Short problem> Identify and reproduce every line holding the string "Φίλιππον".

——

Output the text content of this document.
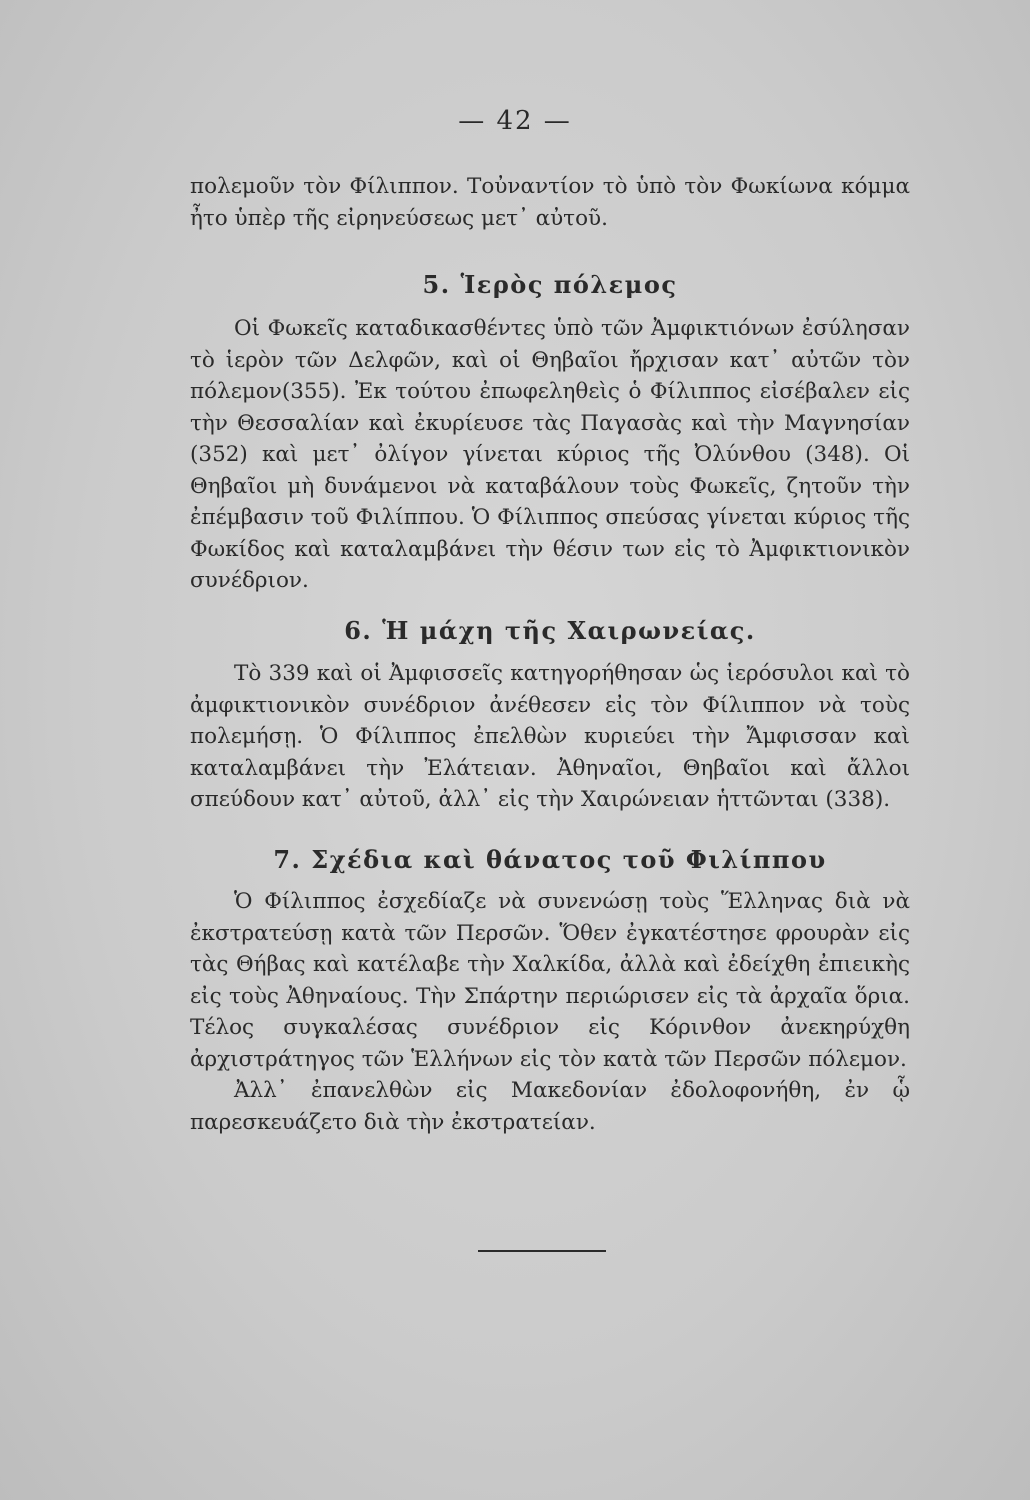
— 42 —

πολεμοῦν τὸν Φίλιππον. Τοὐναντίον τὸ ὑπὸ τὸν Φωκίωνα κόμμα ἦτο ὑπὲρ τῆς εἰρηνεύσεως μετ᾽ αὐτοῦ.

5. Ἱερὸς πόλεμος

Οἱ Φωκεῖς καταδικασθέντες ὑπὸ τῶν Ἀμφικτιόνων ἐσύλησαν τὸ ἱερὸν τῶν Δελφῶν, καὶ οἱ Θηβαῖοι ἤρχισαν κατ᾽ αὐτῶν τὸν πόλεμον(355). Ἐκ τούτου ἐπωφεληθεὶς ὁ Φίλιππος εἰσέβαλεν εἰς τὴν Θεσσαλίαν καὶ ἐκυρίευσε τὰς Παγασὰς καὶ τὴν Μαγνησίαν (352) καὶ μετ᾽ ὀλίγον γίνεται κύριος τῆς Ὀλύνθου (348). Οἱ Θηβαῖοι μὴ δυνάμενοι νὰ καταβάλουν τοὺς Φωκεῖς, ζητοῦν τὴν ἐπέμβασιν τοῦ Φιλίππου. Ὁ Φίλιππος σπεύσας γίνεται κύριος τῆς Φωκίδος καὶ καταλαμβάνει τὴν θέσιν των εἰς τὸ Ἀμφικτιονικὸν συνέδριον.

6. Ἡ μάχη τῆς Χαιρωνείας.

Τὸ 339 καὶ οἱ Ἀμφισσεῖς κατηγορήθησαν ὡς ἱερόσυλοι καὶ τὸ ἀμφικτιονικὸν συνέδριον ἀνέθεσεν εἰς τὸν Φίλιππον νὰ τοὺς πολεμήσῃ. Ὁ Φίλιππος ἐπελθὼν κυριεύει τὴν Ἄμφισσαν καὶ καταλαμβάνει τὴν Ἐλάτειαν. Ἀθηναῖοι, Θηβαῖοι καὶ ἄλλοι σπεύδουν κατ᾽ αὐτοῦ, ἀλλ᾽ εἰς τὴν Χαιρώνειαν ἡττῶνται (338).

7. Σχέδια καὶ θάνατος τοῦ Φιλίππου

Ὁ Φίλιππος ἐσχεδίαζε νὰ συνενώσῃ τοὺς Ἕλληνας διὰ νὰ ἐκστρατεύσῃ κατὰ τῶν Περσῶν. Ὅθεν ἐγκατέστησε φρουρὰν εἰς τὰς Θήβας καὶ κατέλαβε τὴν Χαλκίδα, ἀλλὰ καὶ ἐδείχθη ἐπιεικὴς εἰς τοὺς Ἀθηναίους. Τὴν Σπάρτην περιώρισεν εἰς τὰ ἀρχαῖα ὅρια. Τέλος συγκαλέσας συνέδριον εἰς Κόρινθον ἀνεκηρύχθη ἀρχιστράτηγος τῶν Ἑλλήνων εἰς τὸν κατὰ τῶν Περσῶν πόλεμον.

Ἀλλ᾽ ἐπανελθὼν εἰς Μακεδονίαν ἐδολοφονήθη, ἐν ᾧ παρεσκευάζετο διὰ τὴν ἐκστρατείαν.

——

Result of this exercise>
πολεμοῦν τὸν Φίλιππον. Τοὐναντίον τὸ ὑπὸ τὸν Φωκίωνα κόμμα ἦτο ὑπὲρ τῆς εἰρηνεύσεως μετ᾽ αὐτοῦ.
Τὸ 339 καὶ οἱ Ἀμφισσεῖς κατηγορήθησαν ὡς ἱερόσυλοι καὶ τὸ ἀμφικτιονικὸν συνέδριον ἀνέθεσεν εἰς τὸν Φίλιππον νὰ τοὺς πολεμήσῃ. Ὁ Φίλιππος ἐπελθὼν κυριεύει τὴν Ἄμφισσαν καὶ καταλαμβάνει τὴν Ἐλάτειαν. Ἀθηναῖοι, Θηβαῖοι καὶ ἄλλοι σπεύδουν κατ᾽ αὐτοῦ, ἀλλ᾽ εἰς τὴν Χαιρώνειαν ἡττῶνται (338).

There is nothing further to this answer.